# RECORD EXCERPTS:
-*-

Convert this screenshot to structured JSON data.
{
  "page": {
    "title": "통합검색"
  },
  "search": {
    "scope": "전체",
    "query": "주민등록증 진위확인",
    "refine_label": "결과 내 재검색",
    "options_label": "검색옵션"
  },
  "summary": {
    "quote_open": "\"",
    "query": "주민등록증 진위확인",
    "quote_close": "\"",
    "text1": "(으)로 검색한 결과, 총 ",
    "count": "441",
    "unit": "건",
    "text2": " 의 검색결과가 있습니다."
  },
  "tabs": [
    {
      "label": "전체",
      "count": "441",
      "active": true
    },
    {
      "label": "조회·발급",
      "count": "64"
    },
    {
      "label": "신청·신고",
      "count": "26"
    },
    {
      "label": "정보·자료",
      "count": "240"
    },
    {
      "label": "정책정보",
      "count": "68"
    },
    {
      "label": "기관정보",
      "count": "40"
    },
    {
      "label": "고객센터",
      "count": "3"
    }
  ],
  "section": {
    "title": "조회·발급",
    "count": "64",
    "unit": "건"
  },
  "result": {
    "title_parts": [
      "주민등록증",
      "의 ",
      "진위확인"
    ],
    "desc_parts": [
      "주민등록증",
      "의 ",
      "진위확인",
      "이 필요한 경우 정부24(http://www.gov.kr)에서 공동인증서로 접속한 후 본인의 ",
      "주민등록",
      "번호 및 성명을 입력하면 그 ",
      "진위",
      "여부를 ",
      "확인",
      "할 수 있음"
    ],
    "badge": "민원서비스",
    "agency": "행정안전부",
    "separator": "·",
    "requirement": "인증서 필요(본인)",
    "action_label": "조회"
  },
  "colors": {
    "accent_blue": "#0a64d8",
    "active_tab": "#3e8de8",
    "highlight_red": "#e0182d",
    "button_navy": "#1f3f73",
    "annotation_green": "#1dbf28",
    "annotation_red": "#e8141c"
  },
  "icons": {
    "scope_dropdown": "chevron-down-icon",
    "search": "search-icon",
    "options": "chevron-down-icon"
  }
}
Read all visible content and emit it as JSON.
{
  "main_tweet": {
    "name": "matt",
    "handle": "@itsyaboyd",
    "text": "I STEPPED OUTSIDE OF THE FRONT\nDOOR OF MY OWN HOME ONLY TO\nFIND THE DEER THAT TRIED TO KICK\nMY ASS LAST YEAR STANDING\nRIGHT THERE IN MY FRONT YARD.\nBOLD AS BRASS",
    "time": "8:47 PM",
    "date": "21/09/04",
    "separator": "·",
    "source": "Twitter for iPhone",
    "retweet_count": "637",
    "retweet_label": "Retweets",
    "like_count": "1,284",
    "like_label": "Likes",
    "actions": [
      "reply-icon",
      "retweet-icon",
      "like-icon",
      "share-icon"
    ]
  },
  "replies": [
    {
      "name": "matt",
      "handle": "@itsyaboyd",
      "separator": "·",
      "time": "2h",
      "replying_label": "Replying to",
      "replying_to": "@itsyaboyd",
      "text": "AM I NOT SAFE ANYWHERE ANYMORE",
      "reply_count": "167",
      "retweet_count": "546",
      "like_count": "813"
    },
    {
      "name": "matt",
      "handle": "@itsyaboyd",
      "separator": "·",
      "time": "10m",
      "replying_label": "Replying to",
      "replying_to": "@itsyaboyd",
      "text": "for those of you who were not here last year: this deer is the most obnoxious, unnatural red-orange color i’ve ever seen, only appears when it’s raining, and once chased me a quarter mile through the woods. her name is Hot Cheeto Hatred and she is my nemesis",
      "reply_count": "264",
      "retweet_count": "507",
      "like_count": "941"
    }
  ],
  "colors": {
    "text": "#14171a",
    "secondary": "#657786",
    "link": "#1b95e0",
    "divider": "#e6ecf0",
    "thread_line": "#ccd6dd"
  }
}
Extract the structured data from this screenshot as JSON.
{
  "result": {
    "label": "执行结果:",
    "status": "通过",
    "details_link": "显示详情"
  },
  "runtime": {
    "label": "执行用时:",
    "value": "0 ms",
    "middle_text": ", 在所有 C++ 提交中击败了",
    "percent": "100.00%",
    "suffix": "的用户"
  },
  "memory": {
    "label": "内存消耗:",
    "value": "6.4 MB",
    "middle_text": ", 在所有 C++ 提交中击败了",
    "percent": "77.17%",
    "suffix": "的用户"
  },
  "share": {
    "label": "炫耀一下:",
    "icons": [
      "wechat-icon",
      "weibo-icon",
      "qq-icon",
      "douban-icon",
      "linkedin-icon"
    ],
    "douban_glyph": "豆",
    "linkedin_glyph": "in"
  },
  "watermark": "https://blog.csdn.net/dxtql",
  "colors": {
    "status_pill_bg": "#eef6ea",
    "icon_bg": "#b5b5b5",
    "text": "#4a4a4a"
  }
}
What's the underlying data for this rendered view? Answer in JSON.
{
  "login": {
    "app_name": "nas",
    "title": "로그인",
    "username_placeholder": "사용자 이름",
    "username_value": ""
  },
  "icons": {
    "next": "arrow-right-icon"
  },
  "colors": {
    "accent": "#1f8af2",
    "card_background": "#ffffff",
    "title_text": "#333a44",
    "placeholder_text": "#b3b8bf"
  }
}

-*-

Repeat the whole listing exactly, keeping every line intact.

# THE ANSWER:
Convert this screenshot to structured JSON data.
{
  "page": {
    "title": "통합검색"
  },
  "search": {
    "scope": "전체",
    "query": "주민등록증 진위확인",
    "refine_label": "결과 내 재검색",
    "options_label": "검색옵션"
  },
  "summary": {
    "quote_open": "\"",
    "query": "주민등록증 진위확인",
    "quote_close": "\"",
    "text1": "(으)로 검색한 결과, 총 ",
    "count": "441",
    "unit": "건",
    "text2": " 의 검색결과가 있습니다."
  },
  "tabs": [
    {
      "label": "전체",
      "count": "441",
      "active": true
    },
    {
      "label": "조회·발급",
      "count": "64"
    },
    {
      "label": "신청·신고",
      "count": "26"
    },
    {
      "label": "정보·자료",
      "count": "240"
    },
    {
      "label": "정책정보",
      "count": "68"
    },
    {
      "label": "기관정보",
      "count": "40"
    },
    {
      "label": "고객센터",
      "count": "3"
    }
  ],
  "section": {
    "title": "조회·발급",
    "count": "64",
    "unit": "건"
  },
  "result": {
    "title_parts": [
      "주민등록증",
      "의 ",
      "진위확인"
    ],
    "desc_parts": [
      "주민등록증",
      "의 ",
      "진위확인",
      "이 필요한 경우 정부24(http://www.gov.kr)에서 공동인증서로 접속한 후 본인의 ",
      "주민등록",
      "번호 및 성명을 입력하면 그 ",
      "진위",
      "여부를 ",
      "확인",
      "할 수 있음"
    ],
    "badge": "민원서비스",
    "agency": "행정안전부",
    "separator": "·",
    "requirement": "인증서 필요(본인)",
    "action_label": "조회"
  },
  "colors": {
    "accent_blue": "#0a64d8",
    "active_tab": "#3e8de8",
    "highlight_red": "#e0182d",
    "button_navy": "#1f3f73",
    "annotation_green": "#1dbf28",
    "annotation_red": "#e8141c"
  },
  "icons": {
    "scope_dropdown": "chevron-down-icon",
    "search": "search-icon",
    "options": "chevron-down-icon"
  }
}
Read all visible content and emit it as JSON.
{
  "main_tweet": {
    "name": "matt",
    "handle": "@itsyaboyd",
    "text": "I STEPPED OUTSIDE OF THE FRONT\nDOOR OF MY OWN HOME ONLY TO\nFIND THE DEER THAT TRIED TO KICK\nMY ASS LAST YEAR STANDING\nRIGHT THERE IN MY FRONT YARD.\nBOLD AS BRASS",
    "time": "8:47 PM",
    "date": "21/09/04",
    "separator": "·",
    "source": "Twitter for iPhone",
    "retweet_count": "637",
    "retweet_label": "Retweets",
    "like_count": "1,284",
    "like_label": "Likes",
    "actions": [
      "reply-icon",
      "retweet-icon",
      "like-icon",
      "share-icon"
    ]
  },
  "replies": [
    {
      "name": "matt",
      "handle": "@itsyaboyd",
      "separator": "·",
      "time": "2h",
      "replying_label": "Replying to",
      "replying_to": "@itsyaboyd",
      "text": "AM I NOT SAFE ANYWHERE ANYMORE",
      "reply_count": "167",
      "retweet_count": "546",
      "like_count": "813"
    },
    {
      "name": "matt",
      "handle": "@itsyaboyd",
      "separator": "·",
      "time": "10m",
      "replying_label": "Replying to",
      "replying_to": "@itsyaboyd",
      "text": "for those of you who were not here last year: this deer is the most obnoxious, unnatural red-orange color i’ve ever seen, only appears when it’s raining, and once chased me a quarter mile through the woods. her name is Hot Cheeto Hatred and she is my nemesis",
      "reply_count": "264",
      "retweet_count": "507",
      "like_count": "941"
    }
  ],
  "colors": {
    "text": "#14171a",
    "secondary": "#657786",
    "link": "#1b95e0",
    "divider": "#e6ecf0",
    "thread_line": "#ccd6dd"
  }
}
Extract the structured data from this screenshot as JSON.
{
  "result": {
    "label": "执行结果:",
    "status": "通过",
    "details_link": "显示详情"
  },
  "runtime": {
    "label": "执行用时:",
    "value": "0 ms",
    "middle_text": ", 在所有 C++ 提交中击败了",
    "percent": "100.00%",
    "suffix": "的用户"
  },
  "memory": {
    "label": "内存消耗:",
    "value": "6.4 MB",
    "middle_text": ", 在所有 C++ 提交中击败了",
    "percent": "77.17%",
    "suffix": "的用户"
  },
  "share": {
    "label": "炫耀一下:",
    "icons": [
      "wechat-icon",
      "weibo-icon",
      "qq-icon",
      "douban-icon",
      "linkedin-icon"
    ],
    "douban_glyph": "豆",
    "linkedin_glyph": "in"
  },
  "watermark": "https://blog.csdn.net/dxtql",
  "colors": {
    "status_pill_bg": "#eef6ea",
    "icon_bg": "#b5b5b5",
    "text": "#4a4a4a"
  }
}
What's the underlying data for this rendered view? Answer in JSON.
{
  "login": {
    "app_name": "nas",
    "title": "로그인",
    "username_placeholder": "사용자 이름",
    "username_value": ""
  },
  "icons": {
    "next": "arrow-right-icon"
  },
  "colors": {
    "accent": "#1f8af2",
    "card_background": "#ffffff",
    "title_text": "#333a44",
    "placeholder_text": "#b3b8bf"
  }
}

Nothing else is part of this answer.